**Aim of the exercise**:
Scan the records for the word "MZ세대가". Copy each line that includes it.
[Dataset content start]
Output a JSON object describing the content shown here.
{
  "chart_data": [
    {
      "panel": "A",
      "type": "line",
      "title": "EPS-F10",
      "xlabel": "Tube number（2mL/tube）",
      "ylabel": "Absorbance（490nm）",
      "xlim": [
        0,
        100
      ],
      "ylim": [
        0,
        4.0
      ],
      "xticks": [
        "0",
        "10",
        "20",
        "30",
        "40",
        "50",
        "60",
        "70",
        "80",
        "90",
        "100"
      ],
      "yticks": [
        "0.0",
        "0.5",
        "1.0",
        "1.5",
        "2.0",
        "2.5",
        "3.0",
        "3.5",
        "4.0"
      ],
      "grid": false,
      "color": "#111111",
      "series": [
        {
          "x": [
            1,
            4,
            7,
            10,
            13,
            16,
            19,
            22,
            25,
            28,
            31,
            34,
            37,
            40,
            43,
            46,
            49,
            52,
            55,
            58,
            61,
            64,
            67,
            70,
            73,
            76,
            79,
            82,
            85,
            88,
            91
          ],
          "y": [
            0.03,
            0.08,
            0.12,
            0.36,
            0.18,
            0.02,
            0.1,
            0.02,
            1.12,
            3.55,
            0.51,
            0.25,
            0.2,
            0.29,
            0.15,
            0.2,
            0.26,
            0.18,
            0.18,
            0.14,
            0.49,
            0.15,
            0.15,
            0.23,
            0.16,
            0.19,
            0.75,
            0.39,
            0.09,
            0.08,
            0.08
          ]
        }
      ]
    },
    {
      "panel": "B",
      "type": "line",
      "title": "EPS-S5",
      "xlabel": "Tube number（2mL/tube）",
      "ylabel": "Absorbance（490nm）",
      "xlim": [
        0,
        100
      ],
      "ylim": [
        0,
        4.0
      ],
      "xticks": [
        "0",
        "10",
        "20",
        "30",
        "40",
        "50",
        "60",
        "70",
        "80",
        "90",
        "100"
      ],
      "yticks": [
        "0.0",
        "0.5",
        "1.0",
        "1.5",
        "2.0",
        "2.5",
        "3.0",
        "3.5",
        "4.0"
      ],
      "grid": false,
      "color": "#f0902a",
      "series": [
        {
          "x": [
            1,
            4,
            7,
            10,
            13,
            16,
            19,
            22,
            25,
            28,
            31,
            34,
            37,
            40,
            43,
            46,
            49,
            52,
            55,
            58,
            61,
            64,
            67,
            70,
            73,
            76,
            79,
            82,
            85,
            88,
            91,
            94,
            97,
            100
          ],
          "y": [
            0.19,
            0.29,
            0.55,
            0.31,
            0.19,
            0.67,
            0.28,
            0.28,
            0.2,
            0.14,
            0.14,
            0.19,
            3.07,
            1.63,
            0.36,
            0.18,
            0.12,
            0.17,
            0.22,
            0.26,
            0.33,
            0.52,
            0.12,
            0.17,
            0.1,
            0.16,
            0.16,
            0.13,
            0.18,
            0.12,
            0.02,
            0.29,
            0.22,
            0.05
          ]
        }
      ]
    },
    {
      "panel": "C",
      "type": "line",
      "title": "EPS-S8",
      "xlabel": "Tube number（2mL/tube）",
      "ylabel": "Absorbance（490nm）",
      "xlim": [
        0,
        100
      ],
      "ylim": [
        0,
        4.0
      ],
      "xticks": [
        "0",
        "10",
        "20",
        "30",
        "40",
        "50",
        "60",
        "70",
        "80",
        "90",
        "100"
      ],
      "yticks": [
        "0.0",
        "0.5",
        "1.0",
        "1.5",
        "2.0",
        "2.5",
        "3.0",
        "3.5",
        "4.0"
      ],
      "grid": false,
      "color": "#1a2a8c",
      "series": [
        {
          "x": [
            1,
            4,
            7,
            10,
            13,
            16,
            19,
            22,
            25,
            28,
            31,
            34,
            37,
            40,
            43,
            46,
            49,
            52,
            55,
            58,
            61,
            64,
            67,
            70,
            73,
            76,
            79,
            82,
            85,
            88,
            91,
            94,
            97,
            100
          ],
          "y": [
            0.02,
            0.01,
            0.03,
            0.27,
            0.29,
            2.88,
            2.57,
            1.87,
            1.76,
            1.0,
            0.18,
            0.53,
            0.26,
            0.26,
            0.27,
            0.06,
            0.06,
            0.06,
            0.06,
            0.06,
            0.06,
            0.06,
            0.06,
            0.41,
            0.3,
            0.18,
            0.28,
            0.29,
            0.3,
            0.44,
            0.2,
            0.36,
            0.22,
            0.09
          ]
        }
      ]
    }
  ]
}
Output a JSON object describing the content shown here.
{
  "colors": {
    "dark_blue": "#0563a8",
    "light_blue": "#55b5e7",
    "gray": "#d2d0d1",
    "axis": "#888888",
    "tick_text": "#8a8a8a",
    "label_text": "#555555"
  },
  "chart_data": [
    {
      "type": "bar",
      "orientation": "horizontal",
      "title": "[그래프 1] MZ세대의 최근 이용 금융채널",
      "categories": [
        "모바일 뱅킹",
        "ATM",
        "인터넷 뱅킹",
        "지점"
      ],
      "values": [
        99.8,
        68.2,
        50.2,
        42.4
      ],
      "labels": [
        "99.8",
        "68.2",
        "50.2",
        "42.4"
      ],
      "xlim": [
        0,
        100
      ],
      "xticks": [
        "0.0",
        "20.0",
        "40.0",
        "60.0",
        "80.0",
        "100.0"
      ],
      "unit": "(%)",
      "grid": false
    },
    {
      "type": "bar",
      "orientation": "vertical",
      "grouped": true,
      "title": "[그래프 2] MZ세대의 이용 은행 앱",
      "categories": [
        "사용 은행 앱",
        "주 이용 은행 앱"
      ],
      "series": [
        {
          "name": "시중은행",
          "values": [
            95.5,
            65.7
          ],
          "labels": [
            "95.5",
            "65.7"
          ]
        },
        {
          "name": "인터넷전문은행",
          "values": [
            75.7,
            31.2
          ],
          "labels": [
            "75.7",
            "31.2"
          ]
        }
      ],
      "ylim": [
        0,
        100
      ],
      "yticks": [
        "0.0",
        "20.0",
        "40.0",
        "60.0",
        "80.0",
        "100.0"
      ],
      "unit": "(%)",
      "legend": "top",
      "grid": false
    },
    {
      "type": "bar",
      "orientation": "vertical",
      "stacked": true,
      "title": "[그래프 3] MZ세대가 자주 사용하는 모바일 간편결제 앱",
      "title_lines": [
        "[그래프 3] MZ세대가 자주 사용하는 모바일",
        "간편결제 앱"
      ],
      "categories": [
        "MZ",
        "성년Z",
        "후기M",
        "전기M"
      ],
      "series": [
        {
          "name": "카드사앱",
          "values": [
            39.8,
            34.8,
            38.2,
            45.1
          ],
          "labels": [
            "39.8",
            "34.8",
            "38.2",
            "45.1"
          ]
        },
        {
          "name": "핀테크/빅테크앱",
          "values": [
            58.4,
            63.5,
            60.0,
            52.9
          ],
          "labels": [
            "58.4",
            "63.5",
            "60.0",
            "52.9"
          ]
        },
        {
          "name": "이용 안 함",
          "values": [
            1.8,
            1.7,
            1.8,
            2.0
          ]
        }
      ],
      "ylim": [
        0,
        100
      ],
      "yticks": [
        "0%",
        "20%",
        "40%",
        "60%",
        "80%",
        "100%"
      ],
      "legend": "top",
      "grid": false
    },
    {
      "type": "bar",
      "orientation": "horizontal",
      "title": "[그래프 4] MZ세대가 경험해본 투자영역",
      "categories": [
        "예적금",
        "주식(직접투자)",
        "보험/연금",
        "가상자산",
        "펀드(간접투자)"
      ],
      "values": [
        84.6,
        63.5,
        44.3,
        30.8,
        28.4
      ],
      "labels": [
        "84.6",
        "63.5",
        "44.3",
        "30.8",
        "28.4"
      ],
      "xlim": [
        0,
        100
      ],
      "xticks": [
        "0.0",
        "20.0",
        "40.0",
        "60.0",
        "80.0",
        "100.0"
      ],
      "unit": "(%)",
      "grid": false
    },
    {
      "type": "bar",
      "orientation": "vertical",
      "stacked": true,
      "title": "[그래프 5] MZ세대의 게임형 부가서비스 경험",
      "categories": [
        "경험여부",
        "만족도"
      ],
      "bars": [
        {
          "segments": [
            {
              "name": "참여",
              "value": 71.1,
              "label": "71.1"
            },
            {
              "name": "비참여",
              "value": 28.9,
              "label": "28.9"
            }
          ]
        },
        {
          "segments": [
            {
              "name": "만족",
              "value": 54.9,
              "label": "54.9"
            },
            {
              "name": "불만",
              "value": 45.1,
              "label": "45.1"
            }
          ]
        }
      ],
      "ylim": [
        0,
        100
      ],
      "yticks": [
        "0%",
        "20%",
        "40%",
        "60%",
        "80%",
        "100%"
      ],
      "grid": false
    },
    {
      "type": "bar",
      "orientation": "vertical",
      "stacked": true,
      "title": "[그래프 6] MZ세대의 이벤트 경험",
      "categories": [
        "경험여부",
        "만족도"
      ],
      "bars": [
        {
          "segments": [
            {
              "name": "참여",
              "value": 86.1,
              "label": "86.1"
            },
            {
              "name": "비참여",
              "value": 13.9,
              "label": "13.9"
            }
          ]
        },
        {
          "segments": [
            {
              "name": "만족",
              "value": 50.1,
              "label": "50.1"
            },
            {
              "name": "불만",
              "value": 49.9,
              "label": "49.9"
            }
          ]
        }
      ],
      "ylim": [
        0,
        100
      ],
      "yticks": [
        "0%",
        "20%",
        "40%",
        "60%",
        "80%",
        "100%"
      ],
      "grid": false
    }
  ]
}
[Dataset content end]
**Exercise solution**:
      "title": "[그래프 3] MZ세대가 자주 사용하는 모바일 간편결제 앱",
        "[그래프 3] MZ세대가 자주 사용하는 모바일",
      "title": "[그래프 4] MZ세대가 경험해본 투자영역",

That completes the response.